-- Start of PROVIDED DATA --

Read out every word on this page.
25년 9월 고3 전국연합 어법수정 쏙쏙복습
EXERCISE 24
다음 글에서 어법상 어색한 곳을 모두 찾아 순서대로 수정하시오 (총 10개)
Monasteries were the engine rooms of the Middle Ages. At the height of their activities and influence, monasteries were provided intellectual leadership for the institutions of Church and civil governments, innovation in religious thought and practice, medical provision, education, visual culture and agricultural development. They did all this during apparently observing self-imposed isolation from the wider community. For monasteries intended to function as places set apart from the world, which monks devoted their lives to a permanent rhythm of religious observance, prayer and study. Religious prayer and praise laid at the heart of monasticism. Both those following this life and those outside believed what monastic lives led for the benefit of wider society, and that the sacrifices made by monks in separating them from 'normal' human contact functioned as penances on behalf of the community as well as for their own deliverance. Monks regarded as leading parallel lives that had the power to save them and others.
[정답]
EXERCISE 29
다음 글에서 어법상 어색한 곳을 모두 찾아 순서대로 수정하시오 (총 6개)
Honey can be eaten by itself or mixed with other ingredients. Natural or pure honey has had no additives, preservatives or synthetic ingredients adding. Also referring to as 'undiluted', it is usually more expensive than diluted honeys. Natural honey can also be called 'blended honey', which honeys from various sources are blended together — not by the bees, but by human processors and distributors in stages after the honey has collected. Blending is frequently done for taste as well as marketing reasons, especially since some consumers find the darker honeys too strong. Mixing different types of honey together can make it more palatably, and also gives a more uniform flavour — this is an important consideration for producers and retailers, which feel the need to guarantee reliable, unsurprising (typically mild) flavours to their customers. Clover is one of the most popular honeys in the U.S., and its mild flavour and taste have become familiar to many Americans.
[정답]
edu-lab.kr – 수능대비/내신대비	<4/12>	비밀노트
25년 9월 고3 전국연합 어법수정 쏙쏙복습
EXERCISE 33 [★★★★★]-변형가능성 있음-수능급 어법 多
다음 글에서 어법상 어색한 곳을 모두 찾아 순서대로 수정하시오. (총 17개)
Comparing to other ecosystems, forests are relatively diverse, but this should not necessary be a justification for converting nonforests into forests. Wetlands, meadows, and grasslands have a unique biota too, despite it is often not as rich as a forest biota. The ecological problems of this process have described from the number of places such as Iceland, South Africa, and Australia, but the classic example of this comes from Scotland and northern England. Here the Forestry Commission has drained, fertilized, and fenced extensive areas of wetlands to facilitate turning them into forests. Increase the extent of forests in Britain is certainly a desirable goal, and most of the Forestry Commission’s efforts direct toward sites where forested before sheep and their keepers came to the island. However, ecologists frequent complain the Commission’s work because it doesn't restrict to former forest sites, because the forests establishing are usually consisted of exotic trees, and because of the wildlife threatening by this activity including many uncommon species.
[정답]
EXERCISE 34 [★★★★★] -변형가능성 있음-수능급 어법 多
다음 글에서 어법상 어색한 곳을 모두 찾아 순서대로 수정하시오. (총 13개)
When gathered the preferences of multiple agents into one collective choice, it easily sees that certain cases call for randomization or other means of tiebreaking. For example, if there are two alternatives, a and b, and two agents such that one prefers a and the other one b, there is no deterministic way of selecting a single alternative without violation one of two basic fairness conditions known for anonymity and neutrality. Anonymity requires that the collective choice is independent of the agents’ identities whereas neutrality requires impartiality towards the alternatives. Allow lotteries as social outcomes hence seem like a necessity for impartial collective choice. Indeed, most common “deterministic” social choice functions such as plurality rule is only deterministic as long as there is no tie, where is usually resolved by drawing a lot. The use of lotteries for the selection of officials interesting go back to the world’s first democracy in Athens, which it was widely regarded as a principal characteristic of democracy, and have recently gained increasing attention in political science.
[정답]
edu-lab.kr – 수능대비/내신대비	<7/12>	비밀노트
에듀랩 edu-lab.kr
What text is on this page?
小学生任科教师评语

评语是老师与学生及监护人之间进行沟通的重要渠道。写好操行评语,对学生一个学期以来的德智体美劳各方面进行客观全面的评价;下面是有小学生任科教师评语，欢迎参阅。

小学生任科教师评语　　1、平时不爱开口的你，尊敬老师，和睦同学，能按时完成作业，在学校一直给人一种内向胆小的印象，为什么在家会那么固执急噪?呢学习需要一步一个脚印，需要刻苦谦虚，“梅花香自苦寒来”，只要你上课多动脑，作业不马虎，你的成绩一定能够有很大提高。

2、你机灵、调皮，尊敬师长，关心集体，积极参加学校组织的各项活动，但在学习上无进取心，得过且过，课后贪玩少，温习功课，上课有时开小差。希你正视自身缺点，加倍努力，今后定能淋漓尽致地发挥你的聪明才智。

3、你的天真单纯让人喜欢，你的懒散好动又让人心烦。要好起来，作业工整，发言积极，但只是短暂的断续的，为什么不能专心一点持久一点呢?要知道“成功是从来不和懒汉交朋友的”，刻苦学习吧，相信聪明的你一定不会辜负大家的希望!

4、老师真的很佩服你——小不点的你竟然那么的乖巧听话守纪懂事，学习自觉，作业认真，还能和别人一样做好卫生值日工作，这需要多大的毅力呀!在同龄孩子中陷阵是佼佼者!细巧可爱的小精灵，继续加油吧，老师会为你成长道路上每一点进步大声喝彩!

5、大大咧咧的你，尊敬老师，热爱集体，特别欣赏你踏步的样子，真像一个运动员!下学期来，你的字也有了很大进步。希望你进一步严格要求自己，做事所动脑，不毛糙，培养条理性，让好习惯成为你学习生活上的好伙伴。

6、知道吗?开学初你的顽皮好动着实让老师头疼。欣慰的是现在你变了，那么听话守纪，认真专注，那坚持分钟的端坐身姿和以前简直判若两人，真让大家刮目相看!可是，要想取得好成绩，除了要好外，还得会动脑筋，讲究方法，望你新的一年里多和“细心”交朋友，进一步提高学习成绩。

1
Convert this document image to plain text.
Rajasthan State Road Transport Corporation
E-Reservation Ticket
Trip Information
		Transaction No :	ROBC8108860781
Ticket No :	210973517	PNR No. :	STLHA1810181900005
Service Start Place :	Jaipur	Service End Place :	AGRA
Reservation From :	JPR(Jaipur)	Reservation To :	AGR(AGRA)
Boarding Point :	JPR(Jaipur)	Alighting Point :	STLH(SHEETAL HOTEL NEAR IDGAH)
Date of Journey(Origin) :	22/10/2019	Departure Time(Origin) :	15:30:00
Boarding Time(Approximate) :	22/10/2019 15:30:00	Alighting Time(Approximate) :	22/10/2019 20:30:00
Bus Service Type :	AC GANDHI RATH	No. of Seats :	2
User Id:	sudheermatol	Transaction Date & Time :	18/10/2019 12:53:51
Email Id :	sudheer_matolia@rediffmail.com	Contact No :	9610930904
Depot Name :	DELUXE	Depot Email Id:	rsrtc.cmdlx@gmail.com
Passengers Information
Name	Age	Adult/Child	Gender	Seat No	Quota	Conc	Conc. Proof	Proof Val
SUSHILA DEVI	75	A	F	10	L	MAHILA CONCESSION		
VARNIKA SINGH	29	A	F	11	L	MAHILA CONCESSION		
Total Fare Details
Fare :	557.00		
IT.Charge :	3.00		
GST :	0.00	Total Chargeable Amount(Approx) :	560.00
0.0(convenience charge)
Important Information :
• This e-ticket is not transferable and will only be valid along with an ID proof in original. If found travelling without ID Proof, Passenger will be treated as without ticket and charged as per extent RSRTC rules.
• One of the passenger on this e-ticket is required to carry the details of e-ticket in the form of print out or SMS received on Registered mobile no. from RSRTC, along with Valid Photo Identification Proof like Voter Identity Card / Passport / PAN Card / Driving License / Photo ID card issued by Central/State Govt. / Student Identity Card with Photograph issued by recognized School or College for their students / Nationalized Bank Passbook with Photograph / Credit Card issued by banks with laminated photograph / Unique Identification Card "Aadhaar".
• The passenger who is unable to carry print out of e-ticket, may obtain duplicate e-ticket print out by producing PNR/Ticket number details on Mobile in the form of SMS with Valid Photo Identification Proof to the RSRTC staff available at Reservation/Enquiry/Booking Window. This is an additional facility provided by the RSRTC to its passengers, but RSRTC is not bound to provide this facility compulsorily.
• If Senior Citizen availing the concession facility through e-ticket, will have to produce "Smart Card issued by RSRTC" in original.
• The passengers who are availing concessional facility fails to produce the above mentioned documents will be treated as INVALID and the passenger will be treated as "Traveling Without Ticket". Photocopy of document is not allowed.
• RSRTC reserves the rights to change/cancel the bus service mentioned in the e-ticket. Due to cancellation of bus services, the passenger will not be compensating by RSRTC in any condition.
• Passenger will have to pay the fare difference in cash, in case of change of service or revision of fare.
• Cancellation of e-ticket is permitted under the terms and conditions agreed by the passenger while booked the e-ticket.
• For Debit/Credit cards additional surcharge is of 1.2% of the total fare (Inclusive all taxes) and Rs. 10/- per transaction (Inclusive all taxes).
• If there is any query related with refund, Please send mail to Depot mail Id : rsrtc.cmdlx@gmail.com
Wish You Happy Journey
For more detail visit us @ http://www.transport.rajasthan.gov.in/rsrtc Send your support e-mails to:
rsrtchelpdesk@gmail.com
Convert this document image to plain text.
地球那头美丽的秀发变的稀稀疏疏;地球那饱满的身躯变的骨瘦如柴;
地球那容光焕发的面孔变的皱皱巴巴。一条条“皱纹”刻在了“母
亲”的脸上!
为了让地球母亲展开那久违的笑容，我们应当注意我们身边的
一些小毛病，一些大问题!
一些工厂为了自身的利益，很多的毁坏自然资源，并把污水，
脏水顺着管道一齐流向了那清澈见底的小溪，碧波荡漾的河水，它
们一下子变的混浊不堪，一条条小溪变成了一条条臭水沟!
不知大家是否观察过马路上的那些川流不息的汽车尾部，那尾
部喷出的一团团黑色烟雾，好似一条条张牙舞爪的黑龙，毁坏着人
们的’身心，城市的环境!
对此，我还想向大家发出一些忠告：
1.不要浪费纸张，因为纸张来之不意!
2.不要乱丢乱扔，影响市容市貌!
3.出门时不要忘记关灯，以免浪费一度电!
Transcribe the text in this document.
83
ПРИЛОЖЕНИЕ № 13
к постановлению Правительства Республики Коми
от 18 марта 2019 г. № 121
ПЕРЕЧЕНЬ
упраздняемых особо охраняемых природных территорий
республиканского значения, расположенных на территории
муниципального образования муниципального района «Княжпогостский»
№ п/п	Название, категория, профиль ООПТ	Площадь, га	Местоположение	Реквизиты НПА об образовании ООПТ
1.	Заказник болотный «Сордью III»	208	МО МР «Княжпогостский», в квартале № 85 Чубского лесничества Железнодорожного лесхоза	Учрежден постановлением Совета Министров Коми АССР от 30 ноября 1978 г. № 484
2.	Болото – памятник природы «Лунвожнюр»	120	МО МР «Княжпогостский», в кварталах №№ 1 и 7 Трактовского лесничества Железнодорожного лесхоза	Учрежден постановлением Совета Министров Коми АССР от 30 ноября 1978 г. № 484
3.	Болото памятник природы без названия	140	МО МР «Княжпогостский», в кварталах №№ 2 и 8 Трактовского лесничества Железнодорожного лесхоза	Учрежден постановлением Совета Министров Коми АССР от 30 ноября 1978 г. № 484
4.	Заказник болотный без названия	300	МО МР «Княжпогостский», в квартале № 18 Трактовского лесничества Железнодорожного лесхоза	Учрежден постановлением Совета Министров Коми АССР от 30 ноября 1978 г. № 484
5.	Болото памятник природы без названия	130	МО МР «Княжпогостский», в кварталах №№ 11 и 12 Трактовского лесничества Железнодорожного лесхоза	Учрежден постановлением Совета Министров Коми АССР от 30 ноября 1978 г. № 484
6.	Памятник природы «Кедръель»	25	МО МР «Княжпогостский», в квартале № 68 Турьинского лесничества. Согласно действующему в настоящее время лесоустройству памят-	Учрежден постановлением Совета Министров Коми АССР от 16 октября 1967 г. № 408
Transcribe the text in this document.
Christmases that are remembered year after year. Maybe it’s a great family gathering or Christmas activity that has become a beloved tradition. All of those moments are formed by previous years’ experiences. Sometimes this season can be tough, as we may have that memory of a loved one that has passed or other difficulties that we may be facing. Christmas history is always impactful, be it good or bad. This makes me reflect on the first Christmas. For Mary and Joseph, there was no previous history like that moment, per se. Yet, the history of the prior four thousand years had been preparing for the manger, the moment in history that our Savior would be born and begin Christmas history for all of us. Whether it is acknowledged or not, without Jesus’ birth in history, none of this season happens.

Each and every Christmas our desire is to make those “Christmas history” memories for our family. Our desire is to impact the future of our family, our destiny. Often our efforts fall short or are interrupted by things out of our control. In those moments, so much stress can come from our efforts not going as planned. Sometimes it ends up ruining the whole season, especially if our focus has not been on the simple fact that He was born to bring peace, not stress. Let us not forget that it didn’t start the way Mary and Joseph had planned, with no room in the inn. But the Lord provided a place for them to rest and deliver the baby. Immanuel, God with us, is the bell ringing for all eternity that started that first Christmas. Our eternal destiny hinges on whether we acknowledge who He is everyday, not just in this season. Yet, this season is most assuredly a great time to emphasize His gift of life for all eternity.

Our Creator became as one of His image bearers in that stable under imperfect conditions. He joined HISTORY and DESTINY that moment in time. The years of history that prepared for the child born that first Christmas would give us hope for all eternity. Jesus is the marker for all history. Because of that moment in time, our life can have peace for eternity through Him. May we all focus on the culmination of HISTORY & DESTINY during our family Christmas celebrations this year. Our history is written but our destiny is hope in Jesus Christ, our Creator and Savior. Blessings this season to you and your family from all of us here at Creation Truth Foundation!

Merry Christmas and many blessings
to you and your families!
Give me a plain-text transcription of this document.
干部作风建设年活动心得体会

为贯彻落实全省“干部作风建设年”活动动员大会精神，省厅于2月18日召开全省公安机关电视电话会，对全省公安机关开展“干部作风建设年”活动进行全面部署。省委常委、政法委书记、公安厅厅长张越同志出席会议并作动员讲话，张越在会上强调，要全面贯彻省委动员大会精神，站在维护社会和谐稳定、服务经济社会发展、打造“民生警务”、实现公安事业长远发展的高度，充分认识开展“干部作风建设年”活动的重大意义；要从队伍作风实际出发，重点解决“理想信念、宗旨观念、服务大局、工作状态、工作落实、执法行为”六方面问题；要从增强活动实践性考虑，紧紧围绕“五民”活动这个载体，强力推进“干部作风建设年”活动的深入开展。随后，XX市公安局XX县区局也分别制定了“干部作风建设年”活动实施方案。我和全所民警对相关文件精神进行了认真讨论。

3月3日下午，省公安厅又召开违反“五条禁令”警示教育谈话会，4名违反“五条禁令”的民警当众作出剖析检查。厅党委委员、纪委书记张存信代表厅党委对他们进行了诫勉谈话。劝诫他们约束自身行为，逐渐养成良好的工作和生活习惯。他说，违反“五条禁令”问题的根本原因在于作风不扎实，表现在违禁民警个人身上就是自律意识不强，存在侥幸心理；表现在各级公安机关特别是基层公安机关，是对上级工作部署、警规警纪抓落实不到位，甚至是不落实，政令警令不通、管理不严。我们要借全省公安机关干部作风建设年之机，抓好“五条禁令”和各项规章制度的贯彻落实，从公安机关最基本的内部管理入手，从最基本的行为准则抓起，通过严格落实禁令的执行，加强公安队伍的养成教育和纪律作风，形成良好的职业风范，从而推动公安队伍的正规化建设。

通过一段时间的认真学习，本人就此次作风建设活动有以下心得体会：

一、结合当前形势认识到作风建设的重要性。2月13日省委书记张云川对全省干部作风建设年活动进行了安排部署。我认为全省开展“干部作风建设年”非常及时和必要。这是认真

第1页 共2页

-- End of PROVIDED DATA --

=== PROBLEM ===
Go through the listing above and pull out each line containing the word "Болото".

=== FULL OUTPUT ===
2.	Болото – памятник природы «Лунвожнюр»	120	МО МР «Княжпогостский», в кварталах №№ 1 и 7 Трактовского лесничества Железнодорожного лесхоза	Учрежден постановлением Совета Министров Коми АССР от 30 ноября 1978 г. № 484
3.	Болото памятник природы без названия	140	МО МР «Княжпогостский», в кварталах №№ 2 и 8 Трактовского лесничества Железнодорожного лесхоза	Учрежден постановлением Совета Министров Коми АССР от 30 ноября 1978 г. № 484
5.	Болото памятник природы без названия	130	МО МР «Княжпогостский», в кварталах №№ 11 и 12 Трактовского лесничества Железнодорожного лесхоза	Учрежден постановлением Совета Министров Коми АССР от 30 ноября 1978 г. № 484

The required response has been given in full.